Data -
===============

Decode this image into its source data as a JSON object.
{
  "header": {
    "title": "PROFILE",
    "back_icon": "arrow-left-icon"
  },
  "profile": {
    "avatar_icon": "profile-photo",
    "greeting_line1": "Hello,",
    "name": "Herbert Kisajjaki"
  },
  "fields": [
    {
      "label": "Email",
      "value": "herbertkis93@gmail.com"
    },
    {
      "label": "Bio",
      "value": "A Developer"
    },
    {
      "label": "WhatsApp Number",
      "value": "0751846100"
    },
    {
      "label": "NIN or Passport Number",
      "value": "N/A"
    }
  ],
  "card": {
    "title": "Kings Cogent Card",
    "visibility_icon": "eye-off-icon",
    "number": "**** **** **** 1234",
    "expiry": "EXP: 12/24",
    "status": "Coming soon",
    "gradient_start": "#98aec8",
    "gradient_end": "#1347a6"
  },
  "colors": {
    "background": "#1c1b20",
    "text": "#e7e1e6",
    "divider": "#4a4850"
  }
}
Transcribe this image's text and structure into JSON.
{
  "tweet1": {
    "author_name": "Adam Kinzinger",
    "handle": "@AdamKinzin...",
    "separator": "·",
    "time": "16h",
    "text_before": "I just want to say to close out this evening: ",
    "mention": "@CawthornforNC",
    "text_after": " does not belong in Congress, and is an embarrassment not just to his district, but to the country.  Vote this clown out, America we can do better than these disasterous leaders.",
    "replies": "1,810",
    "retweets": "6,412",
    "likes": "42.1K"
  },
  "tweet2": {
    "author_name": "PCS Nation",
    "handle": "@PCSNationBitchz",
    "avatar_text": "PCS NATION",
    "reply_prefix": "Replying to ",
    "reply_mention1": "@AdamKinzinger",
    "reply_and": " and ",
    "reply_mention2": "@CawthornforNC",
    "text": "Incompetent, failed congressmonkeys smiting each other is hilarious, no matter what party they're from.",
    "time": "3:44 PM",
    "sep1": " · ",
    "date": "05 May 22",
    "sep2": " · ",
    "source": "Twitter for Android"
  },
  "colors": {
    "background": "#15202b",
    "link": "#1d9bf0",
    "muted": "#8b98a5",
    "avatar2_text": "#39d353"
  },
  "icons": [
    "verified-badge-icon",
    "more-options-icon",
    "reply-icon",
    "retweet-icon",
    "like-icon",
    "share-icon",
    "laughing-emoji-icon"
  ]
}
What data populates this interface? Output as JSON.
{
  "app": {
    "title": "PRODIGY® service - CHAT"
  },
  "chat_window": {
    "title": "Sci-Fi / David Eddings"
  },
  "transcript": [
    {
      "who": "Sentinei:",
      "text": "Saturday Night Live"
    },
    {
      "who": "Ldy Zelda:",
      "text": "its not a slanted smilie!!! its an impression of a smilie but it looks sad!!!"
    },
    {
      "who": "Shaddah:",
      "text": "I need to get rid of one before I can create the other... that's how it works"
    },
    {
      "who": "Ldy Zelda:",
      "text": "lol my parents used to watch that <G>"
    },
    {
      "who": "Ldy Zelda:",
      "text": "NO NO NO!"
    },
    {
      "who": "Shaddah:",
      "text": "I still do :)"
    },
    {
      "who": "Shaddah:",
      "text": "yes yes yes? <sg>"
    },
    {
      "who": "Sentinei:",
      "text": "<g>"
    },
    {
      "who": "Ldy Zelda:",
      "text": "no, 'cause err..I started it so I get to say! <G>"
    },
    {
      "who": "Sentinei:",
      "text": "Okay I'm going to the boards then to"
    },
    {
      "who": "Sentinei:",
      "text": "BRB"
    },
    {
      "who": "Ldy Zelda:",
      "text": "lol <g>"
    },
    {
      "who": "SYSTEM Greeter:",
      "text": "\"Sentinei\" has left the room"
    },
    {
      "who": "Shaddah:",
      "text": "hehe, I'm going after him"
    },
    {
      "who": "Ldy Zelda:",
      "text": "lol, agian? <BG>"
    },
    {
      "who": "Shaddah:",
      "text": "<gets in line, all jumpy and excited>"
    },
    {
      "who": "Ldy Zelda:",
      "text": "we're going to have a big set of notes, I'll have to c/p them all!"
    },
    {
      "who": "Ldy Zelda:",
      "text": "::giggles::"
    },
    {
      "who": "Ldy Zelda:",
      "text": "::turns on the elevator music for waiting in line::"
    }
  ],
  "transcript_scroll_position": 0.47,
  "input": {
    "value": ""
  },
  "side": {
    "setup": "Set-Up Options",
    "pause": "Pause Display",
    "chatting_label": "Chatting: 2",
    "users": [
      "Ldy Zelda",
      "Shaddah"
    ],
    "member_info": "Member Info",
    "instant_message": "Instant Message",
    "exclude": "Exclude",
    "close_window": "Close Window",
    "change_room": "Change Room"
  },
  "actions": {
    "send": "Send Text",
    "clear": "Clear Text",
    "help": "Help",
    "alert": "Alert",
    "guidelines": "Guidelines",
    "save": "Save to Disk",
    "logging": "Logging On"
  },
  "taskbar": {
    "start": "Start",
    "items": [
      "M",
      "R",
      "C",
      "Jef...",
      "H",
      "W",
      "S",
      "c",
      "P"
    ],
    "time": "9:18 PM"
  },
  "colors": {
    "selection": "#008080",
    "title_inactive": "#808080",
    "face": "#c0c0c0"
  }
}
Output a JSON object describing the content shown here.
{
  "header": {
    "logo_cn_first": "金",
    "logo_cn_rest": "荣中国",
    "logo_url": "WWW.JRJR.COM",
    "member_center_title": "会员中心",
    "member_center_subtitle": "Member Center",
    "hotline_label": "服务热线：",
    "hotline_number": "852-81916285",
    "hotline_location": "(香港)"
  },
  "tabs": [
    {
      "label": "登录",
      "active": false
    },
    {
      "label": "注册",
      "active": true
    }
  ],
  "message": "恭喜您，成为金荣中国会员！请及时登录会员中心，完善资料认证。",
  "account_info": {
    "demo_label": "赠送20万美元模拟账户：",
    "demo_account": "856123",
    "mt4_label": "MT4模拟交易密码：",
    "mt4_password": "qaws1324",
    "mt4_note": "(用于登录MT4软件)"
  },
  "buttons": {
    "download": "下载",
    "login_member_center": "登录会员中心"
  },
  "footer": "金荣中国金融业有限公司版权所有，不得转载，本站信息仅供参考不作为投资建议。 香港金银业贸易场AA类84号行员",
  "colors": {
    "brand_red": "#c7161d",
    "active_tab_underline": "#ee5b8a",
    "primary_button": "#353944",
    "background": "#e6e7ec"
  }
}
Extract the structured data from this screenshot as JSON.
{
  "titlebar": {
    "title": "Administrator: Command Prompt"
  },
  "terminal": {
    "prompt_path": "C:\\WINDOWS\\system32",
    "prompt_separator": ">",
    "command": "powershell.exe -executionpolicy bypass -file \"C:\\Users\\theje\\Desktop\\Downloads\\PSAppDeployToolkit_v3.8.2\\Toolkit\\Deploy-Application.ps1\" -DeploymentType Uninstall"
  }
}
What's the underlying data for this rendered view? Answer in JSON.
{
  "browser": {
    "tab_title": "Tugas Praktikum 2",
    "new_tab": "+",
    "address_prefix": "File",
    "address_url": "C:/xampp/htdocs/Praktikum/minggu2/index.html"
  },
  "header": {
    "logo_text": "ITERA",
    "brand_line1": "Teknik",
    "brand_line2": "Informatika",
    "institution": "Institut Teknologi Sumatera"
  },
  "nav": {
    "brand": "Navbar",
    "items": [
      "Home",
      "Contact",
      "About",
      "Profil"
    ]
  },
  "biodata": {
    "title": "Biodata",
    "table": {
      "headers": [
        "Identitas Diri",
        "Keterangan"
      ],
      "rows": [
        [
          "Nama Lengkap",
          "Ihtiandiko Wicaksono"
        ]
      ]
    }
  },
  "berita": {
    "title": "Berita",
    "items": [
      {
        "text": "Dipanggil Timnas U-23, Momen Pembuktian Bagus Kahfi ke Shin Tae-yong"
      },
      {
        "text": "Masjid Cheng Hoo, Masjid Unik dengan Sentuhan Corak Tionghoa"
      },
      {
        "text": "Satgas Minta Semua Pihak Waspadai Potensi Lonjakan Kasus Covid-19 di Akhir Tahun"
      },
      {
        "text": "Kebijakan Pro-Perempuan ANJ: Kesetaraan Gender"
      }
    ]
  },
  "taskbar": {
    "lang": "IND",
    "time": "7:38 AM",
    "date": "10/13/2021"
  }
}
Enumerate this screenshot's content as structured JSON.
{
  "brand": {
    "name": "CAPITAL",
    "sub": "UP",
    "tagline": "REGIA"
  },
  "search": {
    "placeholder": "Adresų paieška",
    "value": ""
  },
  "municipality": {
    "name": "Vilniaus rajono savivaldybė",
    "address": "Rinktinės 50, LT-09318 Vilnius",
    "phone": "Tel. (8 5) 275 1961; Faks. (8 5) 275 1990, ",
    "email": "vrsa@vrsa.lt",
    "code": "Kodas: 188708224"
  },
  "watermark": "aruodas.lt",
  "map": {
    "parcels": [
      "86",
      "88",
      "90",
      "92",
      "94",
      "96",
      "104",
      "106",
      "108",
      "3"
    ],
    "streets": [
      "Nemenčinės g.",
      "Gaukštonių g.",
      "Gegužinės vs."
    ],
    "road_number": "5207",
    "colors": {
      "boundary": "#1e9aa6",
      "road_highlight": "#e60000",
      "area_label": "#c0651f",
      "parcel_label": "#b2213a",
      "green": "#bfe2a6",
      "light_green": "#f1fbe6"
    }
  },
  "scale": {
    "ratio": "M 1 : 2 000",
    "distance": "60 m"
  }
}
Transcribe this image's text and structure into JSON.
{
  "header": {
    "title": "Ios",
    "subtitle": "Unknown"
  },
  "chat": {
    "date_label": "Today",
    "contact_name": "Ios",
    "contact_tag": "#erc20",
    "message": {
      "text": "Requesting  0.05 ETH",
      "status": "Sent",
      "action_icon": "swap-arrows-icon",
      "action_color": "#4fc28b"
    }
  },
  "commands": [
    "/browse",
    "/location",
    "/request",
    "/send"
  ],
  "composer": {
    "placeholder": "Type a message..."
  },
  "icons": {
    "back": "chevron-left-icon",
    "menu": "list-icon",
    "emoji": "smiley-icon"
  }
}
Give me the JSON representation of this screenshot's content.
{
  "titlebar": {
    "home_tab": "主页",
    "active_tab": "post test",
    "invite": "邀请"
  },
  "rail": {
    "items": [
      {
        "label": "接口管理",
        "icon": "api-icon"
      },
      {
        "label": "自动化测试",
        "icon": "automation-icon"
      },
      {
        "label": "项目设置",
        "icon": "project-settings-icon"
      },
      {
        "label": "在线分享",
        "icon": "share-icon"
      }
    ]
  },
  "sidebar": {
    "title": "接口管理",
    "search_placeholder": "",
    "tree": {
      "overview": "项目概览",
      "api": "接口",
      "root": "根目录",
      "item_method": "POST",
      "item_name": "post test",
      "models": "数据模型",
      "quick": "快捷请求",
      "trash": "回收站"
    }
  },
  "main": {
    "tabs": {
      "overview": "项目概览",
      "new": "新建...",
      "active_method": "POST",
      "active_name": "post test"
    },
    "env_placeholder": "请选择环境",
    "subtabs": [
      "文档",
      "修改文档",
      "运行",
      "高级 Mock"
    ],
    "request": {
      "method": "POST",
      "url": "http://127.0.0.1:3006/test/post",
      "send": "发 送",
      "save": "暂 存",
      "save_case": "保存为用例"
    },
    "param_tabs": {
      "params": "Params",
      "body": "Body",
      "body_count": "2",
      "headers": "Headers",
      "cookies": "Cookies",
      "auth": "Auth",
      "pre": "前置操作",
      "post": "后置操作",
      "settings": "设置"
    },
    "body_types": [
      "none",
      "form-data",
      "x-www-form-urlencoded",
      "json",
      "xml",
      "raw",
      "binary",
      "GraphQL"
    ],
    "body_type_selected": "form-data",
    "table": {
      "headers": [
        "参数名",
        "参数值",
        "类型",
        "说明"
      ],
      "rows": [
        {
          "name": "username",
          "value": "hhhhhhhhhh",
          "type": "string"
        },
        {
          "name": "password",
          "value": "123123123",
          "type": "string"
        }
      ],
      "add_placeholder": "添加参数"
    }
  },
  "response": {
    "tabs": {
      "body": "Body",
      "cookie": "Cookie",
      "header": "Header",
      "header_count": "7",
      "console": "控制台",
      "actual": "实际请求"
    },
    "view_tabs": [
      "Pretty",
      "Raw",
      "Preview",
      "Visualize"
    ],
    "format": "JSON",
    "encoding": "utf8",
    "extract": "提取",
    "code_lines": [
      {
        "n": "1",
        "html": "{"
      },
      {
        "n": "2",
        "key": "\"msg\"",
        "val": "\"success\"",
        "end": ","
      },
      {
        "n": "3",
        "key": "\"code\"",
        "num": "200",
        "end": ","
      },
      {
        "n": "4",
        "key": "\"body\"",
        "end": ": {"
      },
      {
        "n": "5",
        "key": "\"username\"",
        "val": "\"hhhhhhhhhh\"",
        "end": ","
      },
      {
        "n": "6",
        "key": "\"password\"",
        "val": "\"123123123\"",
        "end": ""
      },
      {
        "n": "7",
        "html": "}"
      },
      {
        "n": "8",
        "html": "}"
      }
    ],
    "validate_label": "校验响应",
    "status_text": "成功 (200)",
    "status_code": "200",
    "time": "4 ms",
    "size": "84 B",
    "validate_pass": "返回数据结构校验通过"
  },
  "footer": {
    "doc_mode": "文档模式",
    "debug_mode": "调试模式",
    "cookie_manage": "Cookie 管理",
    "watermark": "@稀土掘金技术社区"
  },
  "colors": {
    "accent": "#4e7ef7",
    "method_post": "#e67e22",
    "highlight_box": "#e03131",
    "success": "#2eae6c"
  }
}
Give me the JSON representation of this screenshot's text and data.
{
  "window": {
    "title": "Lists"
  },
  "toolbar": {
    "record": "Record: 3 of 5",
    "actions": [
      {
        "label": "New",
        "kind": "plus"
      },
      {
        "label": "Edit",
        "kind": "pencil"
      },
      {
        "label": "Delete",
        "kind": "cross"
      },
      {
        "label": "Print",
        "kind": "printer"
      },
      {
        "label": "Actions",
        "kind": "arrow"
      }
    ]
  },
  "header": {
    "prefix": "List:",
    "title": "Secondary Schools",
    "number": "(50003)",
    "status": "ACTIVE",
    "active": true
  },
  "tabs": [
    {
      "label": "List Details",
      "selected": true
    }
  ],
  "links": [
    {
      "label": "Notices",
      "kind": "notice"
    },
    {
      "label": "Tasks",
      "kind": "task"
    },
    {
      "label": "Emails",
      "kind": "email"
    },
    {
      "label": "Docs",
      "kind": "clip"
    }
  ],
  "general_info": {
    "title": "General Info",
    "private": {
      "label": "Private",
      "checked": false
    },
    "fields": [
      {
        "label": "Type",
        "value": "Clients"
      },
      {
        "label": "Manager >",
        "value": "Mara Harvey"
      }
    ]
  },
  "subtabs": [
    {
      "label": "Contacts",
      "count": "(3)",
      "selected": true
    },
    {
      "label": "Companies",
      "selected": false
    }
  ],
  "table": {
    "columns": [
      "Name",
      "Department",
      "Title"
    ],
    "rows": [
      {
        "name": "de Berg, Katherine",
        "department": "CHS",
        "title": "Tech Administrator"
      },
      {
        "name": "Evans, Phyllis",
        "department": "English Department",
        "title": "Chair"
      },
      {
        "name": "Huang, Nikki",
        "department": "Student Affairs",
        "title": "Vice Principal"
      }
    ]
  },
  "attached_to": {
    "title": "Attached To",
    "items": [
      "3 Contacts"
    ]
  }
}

===============

Stated task - Tally how many lines of the material contain the word "representation". The answer must be the number and nothing else.

Response to this task - 2